═════ Source passage

Apparently Cramer . . .


. . . has it in his head that Bernanke's job is to continuously fill the punch bowl, no matter what the consequences.

Plus, he's lost it. I always found Cramer a fascinating character, but now it's clear the key to his genius, like so many others in this market, was liquidity.


Sean Paul Kelley August 6, 2007 - 1:18pm
( categories: The Markets )

14,000,000 that took out mortgages with super generous terms not going to be able to pay them back? Do these borrowers not have mortgage insurance as part of their payments? Come to think of it that just sloughs off the defaulters to insurance companies...that colossal number of defaults would not be sustainable!

canuck August 6, 2007 - 2:16pm

Not even his listeners can have any real sympathy for the Wall Street investment banks who booked billions of profits and bonuses from securitizing these mortgages, which were credit-impaired from the start. And Wall Street wants the Fed to bail them out, even before the law suits have begun and their customers start demanding they take these foreclosed mortgages on to their own books?

Here is an article that shows how easy it is for people to lose their homes in foreclosure because the securitization process allows all the participants along the way to shrug their shoulders and say "not my problem". http://www.nytimes.com/2007/08/06/business/06home.html?_r=1&ref=business&oref=slogin

This is what Wall Street wrought, and these real people in the article are among the millions who are getting badly hurt in this mortgage crisis. At least the Wall Street bankers won't lose their homes and their fortunes even if they do lose their jobs.

══════════
═════ Record extracts

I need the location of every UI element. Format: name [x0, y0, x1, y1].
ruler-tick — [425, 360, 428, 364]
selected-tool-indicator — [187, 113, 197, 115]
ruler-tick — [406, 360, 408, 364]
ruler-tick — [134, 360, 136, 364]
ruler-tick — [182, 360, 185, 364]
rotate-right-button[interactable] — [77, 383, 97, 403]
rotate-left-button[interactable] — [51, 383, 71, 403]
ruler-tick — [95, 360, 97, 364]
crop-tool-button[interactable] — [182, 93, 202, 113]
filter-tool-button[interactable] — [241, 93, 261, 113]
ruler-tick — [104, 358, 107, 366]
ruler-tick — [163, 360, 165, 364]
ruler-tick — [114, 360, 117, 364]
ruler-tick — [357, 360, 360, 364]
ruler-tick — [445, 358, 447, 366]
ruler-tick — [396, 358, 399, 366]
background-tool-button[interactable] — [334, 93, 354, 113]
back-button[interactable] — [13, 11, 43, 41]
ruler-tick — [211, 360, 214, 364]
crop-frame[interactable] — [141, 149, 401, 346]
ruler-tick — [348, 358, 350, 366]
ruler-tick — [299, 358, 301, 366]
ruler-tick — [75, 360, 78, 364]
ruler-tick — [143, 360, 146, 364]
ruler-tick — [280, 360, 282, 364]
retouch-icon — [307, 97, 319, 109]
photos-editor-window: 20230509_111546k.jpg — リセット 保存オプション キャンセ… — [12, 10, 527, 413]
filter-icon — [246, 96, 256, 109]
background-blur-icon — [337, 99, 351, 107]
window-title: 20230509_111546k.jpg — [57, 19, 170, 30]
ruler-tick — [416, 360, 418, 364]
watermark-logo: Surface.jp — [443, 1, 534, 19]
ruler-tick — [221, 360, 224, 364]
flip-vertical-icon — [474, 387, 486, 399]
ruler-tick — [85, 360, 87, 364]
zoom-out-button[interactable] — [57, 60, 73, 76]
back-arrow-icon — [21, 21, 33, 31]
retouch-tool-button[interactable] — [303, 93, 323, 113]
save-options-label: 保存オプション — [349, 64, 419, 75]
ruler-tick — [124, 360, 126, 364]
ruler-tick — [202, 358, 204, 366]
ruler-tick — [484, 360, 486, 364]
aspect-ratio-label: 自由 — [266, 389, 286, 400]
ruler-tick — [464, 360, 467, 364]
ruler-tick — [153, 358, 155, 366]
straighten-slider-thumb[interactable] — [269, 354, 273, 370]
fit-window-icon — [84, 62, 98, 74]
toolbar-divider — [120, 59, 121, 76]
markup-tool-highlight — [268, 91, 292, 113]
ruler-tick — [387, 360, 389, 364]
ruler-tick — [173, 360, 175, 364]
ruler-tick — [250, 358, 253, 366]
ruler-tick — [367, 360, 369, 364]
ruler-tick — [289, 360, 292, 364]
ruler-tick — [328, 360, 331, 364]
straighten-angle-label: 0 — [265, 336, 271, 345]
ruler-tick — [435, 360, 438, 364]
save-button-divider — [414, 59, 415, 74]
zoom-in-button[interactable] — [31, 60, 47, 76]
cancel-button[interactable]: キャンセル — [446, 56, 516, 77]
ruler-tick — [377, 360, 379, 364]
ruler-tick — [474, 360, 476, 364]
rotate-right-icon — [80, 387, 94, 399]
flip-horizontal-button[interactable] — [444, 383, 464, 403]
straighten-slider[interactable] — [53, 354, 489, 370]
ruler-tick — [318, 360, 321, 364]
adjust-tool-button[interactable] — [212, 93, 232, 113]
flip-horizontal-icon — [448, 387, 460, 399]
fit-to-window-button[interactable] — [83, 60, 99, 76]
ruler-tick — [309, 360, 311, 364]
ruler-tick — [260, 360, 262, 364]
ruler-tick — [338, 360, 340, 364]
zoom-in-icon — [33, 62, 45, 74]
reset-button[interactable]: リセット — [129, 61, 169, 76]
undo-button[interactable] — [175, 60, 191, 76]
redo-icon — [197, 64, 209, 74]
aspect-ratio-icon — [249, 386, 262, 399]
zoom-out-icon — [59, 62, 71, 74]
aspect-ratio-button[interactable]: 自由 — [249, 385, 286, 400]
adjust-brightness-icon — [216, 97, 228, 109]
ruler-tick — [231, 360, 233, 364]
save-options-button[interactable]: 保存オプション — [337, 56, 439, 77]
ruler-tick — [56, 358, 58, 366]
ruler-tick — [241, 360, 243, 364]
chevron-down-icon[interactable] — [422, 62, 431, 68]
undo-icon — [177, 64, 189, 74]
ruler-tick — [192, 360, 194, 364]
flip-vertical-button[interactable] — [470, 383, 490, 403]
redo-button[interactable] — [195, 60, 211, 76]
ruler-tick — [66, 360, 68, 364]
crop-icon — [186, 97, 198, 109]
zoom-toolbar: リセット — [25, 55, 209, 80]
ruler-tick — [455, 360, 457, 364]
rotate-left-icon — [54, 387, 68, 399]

══════════

**Problems and tasks**
- A) In the Cramer post, what makes it easy for people to lose their homes in foreclosure?
- B) Name every person or username that appears in the Cramer post.
- C) Carry on the Cramer post from its last sentence.

**Answers to the tasks**
- A) The securitization process lets every participant along the way shrug and say "not my problem," so no one takes responsibility for the homeowner.

- B) Cramer, Bernanke, Sean Paul Kelley, canuck

- C)
Numerian August 6, 2007 - 2:41pm
Don August 6, 2007 - 2:44pm

Kunstler

...Cramer's histrionics were only a few clicks above his normal antics on the "Mad Money" show, but even so, they made a remarkable impression of someone in real, not mock, despair. He mentioned more than once during the tirade that he'd been on the phone all week with other interested parties who were begging him to do something about the rising bloodbath on Wall Street. And by "do something," they clearly meant that Cramer should go on his TV show and make an appeal to Federal Reserve chief Ben Bernanke to drop the prime interest rate at the Fed's meeting this coming Tuesday -- the purpose of which would be to make cheaper loan money available to the Wall Street players whose investment houses suddenly found themselves underwater in the churning straits off Hedge Fund Island, weighed down by bagfuls of worthless securitized non-performing mortgages.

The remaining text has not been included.